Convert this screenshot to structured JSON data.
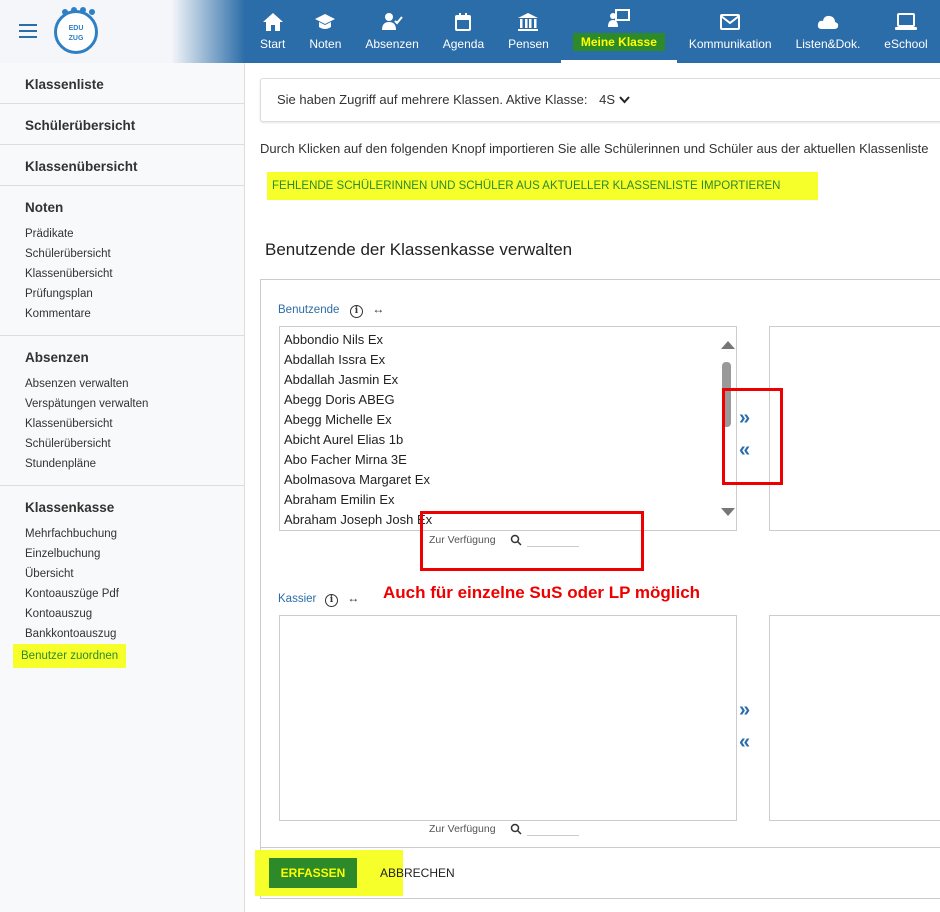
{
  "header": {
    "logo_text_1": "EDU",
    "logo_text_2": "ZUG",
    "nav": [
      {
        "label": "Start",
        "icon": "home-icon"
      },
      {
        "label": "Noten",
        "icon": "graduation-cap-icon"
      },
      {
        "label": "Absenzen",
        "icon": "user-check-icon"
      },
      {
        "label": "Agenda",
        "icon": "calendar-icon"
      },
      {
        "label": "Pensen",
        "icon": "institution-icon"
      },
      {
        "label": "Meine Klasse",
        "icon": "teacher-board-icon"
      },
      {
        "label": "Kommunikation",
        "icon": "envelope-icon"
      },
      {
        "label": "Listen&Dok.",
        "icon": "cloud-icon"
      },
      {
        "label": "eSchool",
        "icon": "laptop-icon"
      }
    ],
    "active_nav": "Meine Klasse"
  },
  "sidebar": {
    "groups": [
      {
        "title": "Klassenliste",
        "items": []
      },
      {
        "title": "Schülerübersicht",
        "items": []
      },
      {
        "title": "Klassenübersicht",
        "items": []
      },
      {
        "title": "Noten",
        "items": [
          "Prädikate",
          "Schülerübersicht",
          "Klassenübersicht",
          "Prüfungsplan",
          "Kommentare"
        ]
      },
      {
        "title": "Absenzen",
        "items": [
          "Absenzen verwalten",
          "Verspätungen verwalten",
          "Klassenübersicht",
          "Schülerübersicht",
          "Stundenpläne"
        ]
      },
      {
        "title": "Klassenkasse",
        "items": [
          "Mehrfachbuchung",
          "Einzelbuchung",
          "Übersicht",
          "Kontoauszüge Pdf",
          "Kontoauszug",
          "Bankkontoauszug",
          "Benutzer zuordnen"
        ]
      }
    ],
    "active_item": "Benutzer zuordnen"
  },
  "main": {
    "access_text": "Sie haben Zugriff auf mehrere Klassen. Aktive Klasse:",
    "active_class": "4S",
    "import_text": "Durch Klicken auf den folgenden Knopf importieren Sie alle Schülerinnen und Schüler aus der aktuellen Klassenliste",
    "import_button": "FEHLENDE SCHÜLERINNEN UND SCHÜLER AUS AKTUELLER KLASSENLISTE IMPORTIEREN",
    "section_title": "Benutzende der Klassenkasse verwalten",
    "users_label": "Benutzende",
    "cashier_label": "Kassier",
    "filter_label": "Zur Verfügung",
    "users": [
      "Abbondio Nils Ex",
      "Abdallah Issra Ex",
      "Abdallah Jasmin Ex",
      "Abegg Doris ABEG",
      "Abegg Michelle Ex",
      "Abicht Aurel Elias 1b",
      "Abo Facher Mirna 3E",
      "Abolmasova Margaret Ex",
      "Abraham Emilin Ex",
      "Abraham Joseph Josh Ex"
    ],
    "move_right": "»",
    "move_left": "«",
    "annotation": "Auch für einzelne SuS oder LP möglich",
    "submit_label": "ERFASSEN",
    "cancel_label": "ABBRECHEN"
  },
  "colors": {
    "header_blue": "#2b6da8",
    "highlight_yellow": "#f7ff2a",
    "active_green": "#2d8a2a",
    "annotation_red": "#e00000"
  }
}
•••••
What you will do: Go through the entries above and pull out each line with "Abdallah" in it.

Answer to the exercise:
      "Abdallah Issra Ex",
      "Abdallah Jasmin Ex",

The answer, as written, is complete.